▸ Task goal: Below are some entries. Output each one exactly as it appears.

+++++

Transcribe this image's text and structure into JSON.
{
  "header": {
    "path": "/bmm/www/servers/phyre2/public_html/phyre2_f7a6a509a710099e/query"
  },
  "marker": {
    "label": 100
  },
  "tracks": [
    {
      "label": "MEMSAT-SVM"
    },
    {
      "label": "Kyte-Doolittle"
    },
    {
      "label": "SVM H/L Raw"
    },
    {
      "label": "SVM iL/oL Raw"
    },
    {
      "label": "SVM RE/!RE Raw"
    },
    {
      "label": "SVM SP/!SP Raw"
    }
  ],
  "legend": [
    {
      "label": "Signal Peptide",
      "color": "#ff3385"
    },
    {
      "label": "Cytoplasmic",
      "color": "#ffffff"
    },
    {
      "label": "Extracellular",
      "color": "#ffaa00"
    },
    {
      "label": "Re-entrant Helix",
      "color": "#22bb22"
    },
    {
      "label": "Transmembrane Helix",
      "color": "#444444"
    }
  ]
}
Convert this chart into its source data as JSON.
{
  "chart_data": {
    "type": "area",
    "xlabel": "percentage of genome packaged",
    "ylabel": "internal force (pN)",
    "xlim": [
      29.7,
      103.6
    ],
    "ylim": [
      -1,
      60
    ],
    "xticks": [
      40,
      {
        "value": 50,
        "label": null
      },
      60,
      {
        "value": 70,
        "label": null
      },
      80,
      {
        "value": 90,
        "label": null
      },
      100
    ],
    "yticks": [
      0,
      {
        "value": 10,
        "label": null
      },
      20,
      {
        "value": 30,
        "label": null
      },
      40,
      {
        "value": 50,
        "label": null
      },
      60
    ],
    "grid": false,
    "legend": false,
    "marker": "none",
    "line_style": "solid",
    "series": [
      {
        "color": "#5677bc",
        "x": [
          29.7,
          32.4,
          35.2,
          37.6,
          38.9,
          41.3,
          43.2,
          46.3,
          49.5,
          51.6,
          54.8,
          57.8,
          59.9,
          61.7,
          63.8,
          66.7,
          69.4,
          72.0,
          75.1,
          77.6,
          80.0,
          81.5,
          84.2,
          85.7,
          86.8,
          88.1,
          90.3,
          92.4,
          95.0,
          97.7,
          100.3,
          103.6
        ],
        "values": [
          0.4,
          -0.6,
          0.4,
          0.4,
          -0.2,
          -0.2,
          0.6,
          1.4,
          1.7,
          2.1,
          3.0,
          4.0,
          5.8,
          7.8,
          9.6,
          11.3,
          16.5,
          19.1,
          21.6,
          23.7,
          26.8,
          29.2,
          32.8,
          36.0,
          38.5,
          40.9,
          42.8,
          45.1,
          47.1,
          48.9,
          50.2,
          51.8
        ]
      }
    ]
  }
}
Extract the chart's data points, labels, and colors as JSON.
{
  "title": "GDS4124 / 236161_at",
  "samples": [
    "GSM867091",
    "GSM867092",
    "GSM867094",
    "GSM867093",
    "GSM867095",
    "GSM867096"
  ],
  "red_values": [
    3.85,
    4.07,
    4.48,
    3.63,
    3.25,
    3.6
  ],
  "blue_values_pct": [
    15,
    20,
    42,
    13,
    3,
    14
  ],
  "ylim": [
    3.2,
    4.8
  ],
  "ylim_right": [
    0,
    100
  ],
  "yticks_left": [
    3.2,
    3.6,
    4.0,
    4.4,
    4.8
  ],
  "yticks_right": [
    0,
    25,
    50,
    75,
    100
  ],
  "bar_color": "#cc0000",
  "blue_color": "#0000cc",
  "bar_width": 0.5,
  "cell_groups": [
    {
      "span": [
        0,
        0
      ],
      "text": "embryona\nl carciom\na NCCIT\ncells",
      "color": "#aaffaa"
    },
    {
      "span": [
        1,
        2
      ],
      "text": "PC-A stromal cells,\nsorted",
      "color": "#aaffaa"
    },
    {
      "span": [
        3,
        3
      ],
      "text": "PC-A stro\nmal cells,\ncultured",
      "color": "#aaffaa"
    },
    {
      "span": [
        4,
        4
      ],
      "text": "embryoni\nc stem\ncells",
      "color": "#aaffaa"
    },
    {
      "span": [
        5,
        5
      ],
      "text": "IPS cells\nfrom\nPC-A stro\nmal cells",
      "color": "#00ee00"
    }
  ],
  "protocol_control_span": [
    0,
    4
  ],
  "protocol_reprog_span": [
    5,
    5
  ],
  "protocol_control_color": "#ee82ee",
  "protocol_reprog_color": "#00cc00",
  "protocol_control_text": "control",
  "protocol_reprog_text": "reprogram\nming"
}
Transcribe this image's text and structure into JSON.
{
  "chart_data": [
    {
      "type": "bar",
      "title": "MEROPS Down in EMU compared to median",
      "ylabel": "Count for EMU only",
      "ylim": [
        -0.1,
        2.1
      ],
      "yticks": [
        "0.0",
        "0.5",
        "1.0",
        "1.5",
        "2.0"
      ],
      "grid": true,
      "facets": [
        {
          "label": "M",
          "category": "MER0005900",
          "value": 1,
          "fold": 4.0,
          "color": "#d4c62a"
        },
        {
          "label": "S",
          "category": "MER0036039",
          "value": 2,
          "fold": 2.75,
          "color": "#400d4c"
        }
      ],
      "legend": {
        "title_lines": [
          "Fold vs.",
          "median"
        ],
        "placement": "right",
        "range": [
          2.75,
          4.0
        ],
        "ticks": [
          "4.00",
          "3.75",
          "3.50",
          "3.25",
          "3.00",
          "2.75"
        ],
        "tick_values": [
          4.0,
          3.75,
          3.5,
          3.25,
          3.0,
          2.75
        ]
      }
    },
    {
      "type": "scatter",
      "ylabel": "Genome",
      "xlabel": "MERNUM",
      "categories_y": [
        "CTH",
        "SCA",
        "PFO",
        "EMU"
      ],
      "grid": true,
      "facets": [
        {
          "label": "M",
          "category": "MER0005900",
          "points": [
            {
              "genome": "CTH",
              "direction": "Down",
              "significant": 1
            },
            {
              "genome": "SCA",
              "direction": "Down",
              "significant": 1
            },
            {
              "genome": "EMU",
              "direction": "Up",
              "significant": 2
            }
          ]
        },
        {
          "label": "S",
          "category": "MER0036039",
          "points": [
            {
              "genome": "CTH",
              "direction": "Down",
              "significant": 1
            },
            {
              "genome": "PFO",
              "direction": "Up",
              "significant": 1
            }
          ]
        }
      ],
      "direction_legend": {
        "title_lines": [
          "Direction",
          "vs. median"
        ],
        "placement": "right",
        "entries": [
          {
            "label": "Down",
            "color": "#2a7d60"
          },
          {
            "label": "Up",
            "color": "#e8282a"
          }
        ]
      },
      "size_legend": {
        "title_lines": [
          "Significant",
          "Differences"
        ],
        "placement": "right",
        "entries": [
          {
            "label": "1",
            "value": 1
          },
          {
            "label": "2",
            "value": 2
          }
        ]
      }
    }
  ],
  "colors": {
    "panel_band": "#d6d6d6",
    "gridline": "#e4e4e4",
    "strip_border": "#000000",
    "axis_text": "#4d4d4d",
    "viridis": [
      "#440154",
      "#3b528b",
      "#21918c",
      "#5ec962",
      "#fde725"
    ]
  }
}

+++++

▸ Response box:
Transcribe this image's text and structure into JSON.
{
  "header": {
    "path": "/bmm/www/servers/phyre2/public_html/phyre2_f7a6a509a710099e/query"
  },
  "marker": {
    "label": 100
  },
  "tracks": [
    {
      "label": "MEMSAT-SVM"
    },
    {
      "label": "Kyte-Doolittle"
    },
    {
      "label": "SVM H/L Raw"
    },
    {
      "label": "SVM iL/oL Raw"
    },
    {
      "label": "SVM RE/!RE Raw"
    },
    {
      "label": "SVM SP/!SP Raw"
    }
  ],
  "legend": [
    {
      "label": "Signal Peptide",
      "color": "#ff3385"
    },
    {
      "label": "Cytoplasmic",
      "color": "#ffffff"
    },
    {
      "label": "Extracellular",
      "color": "#ffaa00"
    },
    {
      "label": "Re-entrant Helix",
      "color": "#22bb22"
    },
    {
      "label": "Transmembrane Helix",
      "color": "#444444"
    }
  ]
}
Convert this chart into its source data as JSON.
{
  "chart_data": {
    "type": "area",
    "xlabel": "percentage of genome packaged",
    "ylabel": "internal force (pN)",
    "xlim": [
      29.7,
      103.6
    ],
    "ylim": [
      -1,
      60
    ],
    "xticks": [
      40,
      {
        "value": 50,
        "label": null
      },
      60,
      {
        "value": 70,
        "label": null
      },
      80,
      {
        "value": 90,
        "label": null
      },
      100
    ],
    "yticks": [
      0,
      {
        "value": 10,
        "label": null
      },
      20,
      {
        "value": 30,
        "label": null
      },
      40,
      {
        "value": 50,
        "label": null
      },
      60
    ],
    "grid": false,
    "legend": false,
    "marker": "none",
    "line_style": "solid",
    "series": [
      {
        "color": "#5677bc",
        "x": [
          29.7,
          32.4,
          35.2,
          37.6,
          38.9,
          41.3,
          43.2,
          46.3,
          49.5,
          51.6,
          54.8,
          57.8,
          59.9,
          61.7,
          63.8,
          66.7,
          69.4,
          72.0,
          75.1,
          77.6,
          80.0,
          81.5,
          84.2,
          85.7,
          86.8,
          88.1,
          90.3,
          92.4,
          95.0,
          97.7,
          100.3,
          103.6
        ],
        "values": [
          0.4,
          -0.6,
          0.4,
          0.4,
          -0.2,
          -0.2,
          0.6,
          1.4,
          1.7,
          2.1,
          3.0,
          4.0,
          5.8,
          7.8,
          9.6,
          11.3,
          16.5,
          19.1,
          21.6,
          23.7,
          26.8,
          29.2,
          32.8,
          36.0,
          38.5,
          40.9,
          42.8,
          45.1,
          47.1,
          48.9,
          50.2,
          51.8
        ]
      }
    ]
  }
}
Extract the chart's data points, labels, and colors as JSON.
{
  "title": "GDS4124 / 236161_at",
  "samples": [
    "GSM867091",
    "GSM867092",
    "GSM867094",
    "GSM867093",
    "GSM867095",
    "GSM867096"
  ],
  "red_values": [
    3.85,
    4.07,
    4.48,
    3.63,
    3.25,
    3.6
  ],
  "blue_values_pct": [
    15,
    20,
    42,
    13,
    3,
    14
  ],
  "ylim": [
    3.2,
    4.8
  ],
  "ylim_right": [
    0,
    100
  ],
  "yticks_left": [
    3.2,
    3.6,
    4.0,
    4.4,
    4.8
  ],
  "yticks_right": [
    0,
    25,
    50,
    75,
    100
  ],
  "bar_color": "#cc0000",
  "blue_color": "#0000cc",
  "bar_width": 0.5,
  "cell_groups": [
    {
      "span": [
        0,
        0
      ],
      "text": "embryona\nl carciom\na NCCIT\ncells",
      "color": "#aaffaa"
    },
    {
      "span": [
        1,
        2
      ],
      "text": "PC-A stromal cells,\nsorted",
      "color": "#aaffaa"
    },
    {
      "span": [
        3,
        3
      ],
      "text": "PC-A stro\nmal cells,\ncultured",
      "color": "#aaffaa"
    },
    {
      "span": [
        4,
        4
      ],
      "text": "embryoni\nc stem\ncells",
      "color": "#aaffaa"
    },
    {
      "span": [
        5,
        5
      ],
      "text": "IPS cells\nfrom\nPC-A stro\nmal cells",
      "color": "#00ee00"
    }
  ],
  "protocol_control_span": [
    0,
    4
  ],
  "protocol_reprog_span": [
    5,
    5
  ],
  "protocol_control_color": "#ee82ee",
  "protocol_reprog_color": "#00cc00",
  "protocol_control_text": "control",
  "protocol_reprog_text": "reprogram\nming"
}
Transcribe this image's text and structure into JSON.
{
  "chart_data": [
    {
      "type": "bar",
      "title": "MEROPS Down in EMU compared to median",
      "ylabel": "Count for EMU only",
      "ylim": [
        -0.1,
        2.1
      ],
      "yticks": [
        "0.0",
        "0.5",
        "1.0",
        "1.5",
        "2.0"
      ],
      "grid": true,
      "facets": [
        {
          "label": "M",
          "category": "MER0005900",
          "value": 1,
          "fold": 4.0,
          "color": "#d4c62a"
        },
        {
          "label": "S",
          "category": "MER0036039",
          "value": 2,
          "fold": 2.75,
          "color": "#400d4c"
        }
      ],
      "legend": {
        "title_lines": [
          "Fold vs.",
          "median"
        ],
        "placement": "right",
        "range": [
          2.75,
          4.0
        ],
        "ticks": [
          "4.00",
          "3.75",
          "3.50",
          "3.25",
          "3.00",
          "2.75"
        ],
        "tick_values": [
          4.0,
          3.75,
          3.5,
          3.25,
          3.0,
          2.75
        ]
      }
    },
    {
      "type": "scatter",
      "ylabel": "Genome",
      "xlabel": "MERNUM",
      "categories_y": [
        "CTH",
        "SCA",
        "PFO",
        "EMU"
      ],
      "grid": true,
      "facets": [
        {
          "label": "M",
          "category": "MER0005900",
          "points": [
            {
              "genome": "CTH",
              "direction": "Down",
              "significant": 1
            },
            {
              "genome": "SCA",
              "direction": "Down",
              "significant": 1
            },
            {
              "genome": "EMU",
              "direction": "Up",
              "significant": 2
            }
          ]
        },
        {
          "label": "S",
          "category": "MER0036039",
          "points": [
            {
              "genome": "CTH",
              "direction": "Down",
              "significant": 1
            },
            {
              "genome": "PFO",
              "direction": "Up",
              "significant": 1
            }
          ]
        }
      ],
      "direction_legend": {
        "title_lines": [
          "Direction",
          "vs. median"
        ],
        "placement": "right",
        "entries": [
          {
            "label": "Down",
            "color": "#2a7d60"
          },
          {
            "label": "Up",
            "color": "#e8282a"
          }
        ]
      },
      "size_legend": {
        "title_lines": [
          "Significant",
          "Differences"
        ],
        "placement": "right",
        "entries": [
          {
            "label": "1",
            "value": 1
          },
          {
            "label": "2",
            "value": 2
          }
        ]
      }
    }
  ],
  "colors": {
    "panel_band": "#d6d6d6",
    "gridline": "#e4e4e4",
    "strip_border": "#000000",
    "axis_text": "#4d4d4d",
    "viridis": [
      "#440154",
      "#3b528b",
      "#21918c",
      "#5ec962",
      "#fde725"
    ]
  }
}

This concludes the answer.